Find every line in the records below that contains the word "Google", and copy each such line.

** Begin Entries **

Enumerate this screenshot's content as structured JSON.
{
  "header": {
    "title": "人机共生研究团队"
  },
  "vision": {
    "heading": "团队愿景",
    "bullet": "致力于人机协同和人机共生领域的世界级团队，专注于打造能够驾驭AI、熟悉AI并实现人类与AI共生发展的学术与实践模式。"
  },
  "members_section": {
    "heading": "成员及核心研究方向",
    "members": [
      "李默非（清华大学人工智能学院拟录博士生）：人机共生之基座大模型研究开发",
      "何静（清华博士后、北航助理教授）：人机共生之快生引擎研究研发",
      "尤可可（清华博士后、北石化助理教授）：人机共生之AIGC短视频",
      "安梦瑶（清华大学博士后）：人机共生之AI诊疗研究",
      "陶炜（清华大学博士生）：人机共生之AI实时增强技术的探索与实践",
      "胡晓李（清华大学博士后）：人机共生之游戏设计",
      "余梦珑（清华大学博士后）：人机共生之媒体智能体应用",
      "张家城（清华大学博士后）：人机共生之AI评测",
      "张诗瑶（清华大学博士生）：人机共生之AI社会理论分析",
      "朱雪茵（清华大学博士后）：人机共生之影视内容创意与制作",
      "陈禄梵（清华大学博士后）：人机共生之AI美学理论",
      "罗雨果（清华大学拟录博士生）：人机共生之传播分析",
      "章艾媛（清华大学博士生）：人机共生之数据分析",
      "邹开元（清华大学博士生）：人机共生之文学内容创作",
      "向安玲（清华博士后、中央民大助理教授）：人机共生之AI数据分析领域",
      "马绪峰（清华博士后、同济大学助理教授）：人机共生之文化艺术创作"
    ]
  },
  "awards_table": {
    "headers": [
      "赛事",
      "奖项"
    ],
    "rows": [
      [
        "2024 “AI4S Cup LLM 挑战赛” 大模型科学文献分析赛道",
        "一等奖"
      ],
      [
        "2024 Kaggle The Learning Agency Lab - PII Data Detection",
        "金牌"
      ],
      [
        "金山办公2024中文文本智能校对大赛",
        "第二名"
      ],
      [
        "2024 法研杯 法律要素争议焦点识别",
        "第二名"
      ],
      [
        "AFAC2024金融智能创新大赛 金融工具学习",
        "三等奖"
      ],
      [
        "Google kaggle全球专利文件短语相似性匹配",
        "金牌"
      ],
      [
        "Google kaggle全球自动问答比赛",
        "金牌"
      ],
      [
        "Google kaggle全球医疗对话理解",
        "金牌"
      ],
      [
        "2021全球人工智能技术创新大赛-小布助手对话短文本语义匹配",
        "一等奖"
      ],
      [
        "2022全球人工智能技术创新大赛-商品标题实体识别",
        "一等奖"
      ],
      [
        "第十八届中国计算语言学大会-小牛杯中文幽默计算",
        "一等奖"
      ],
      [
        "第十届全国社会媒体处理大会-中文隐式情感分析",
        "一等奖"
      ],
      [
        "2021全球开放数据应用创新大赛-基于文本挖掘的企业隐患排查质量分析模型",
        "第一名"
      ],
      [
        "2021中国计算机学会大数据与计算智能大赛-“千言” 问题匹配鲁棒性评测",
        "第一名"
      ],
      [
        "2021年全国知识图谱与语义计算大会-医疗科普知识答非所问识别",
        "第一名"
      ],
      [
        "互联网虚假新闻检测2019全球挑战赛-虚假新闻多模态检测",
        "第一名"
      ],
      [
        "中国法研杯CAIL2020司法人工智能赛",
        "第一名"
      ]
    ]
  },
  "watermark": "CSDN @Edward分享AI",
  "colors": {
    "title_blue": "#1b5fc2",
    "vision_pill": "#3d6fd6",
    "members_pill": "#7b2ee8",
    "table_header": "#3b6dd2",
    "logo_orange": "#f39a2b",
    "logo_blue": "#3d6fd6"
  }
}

** End Entries **

## Solution for this problem
        "Google kaggle全球专利文件短语相似性匹配",
        "Google kaggle全球自动问答比赛",
        "Google kaggle全球医疗对话理解",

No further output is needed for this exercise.